● **RECORDS SUPPLIED**:
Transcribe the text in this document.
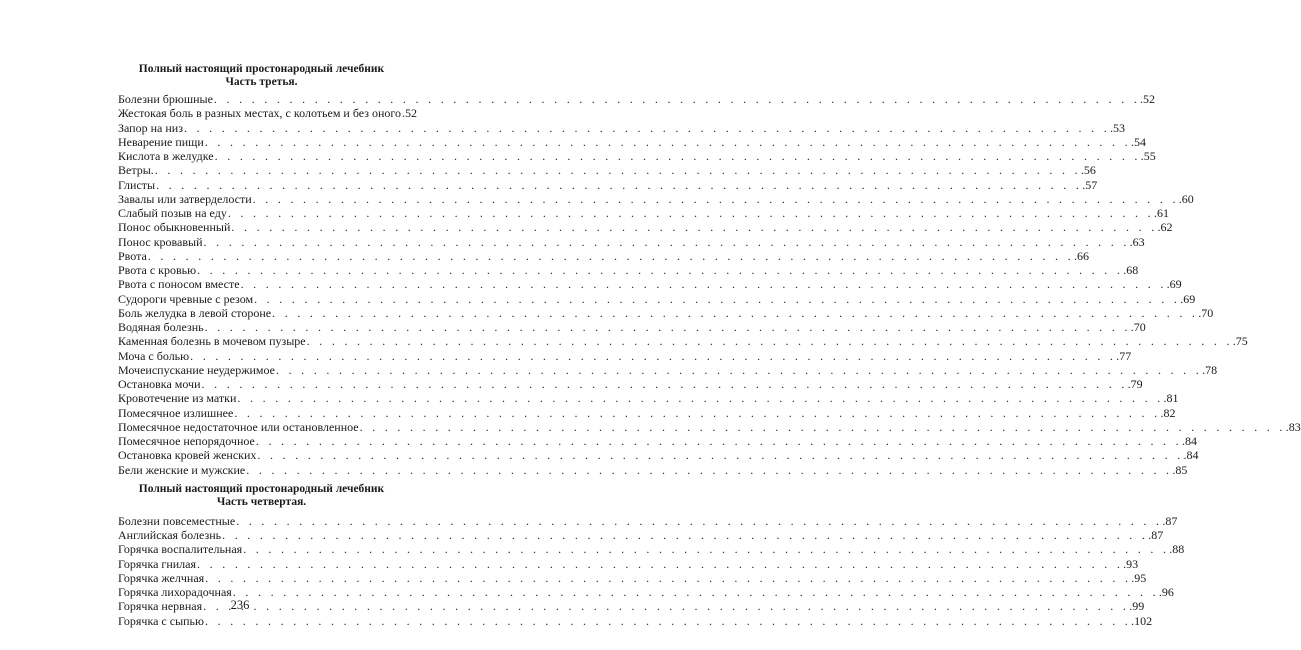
Полный настоящий простонародный лечебник

Часть третья.

Болезни брюшные . . .	.52
Жестокая боль в разных местах, с колотьем и без оного .52
Запор на низ . . .	.53
Неварение пищи . . .	.54
Кислота в желудке . . .	.55
Ветры. . . .	.56
Глисты . . .	.57
Завалы или затверделости . . .	.60
Слабый позыв на еду . . .	.61
Понос обыкновенный . . .	.62
Понос кровавый . . .	.63
Рвота . . .	.66
Рвота с кровью . . .	.68
Рвота с поносом вместе . . .	.69
Судороги чревные с резом . . .	.69
Боль желудка в левой стороне . . .	.70
Водяная болезнь . . .	.70
Каменная болезнь в мочевом пузыре . . .	.75
Моча с болью . . .	.77
Мочеиспускание неудержимое . . .	.78
Остановка мочи . . .	.79
Кровотечение из матки . . .	.81
Помесячное излишнее . . .	.82
Помесячное недостаточное или остановленное . . .	.83
Помесячное непорядочное . . .	.84
Остановка кровей женских . . .	.84
Бели женские и мужские . . .	.85

Полный настоящий простонародный лечебник

Часть четвертая.

Болезни повсеместные . . .	.87
Английская болезнь . . .	.87
Горячка воспалительная . . .	.88
Горячка гнилая . . .	.93
Горячка желчная . . .	.95
Горячка лихорадочная . . .	.96
Горячка нервная . . .	.99
Горячка с сыпью . . .	.102
236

● **WRITTEN TASK**: Gather, from the listing above, every line carrying the word "Рвота".

● **WRITTEN REPLY**:
Рвота . . .	.66
Рвота с кровью . . .	.68
Рвота с поносом вместе . . .	.69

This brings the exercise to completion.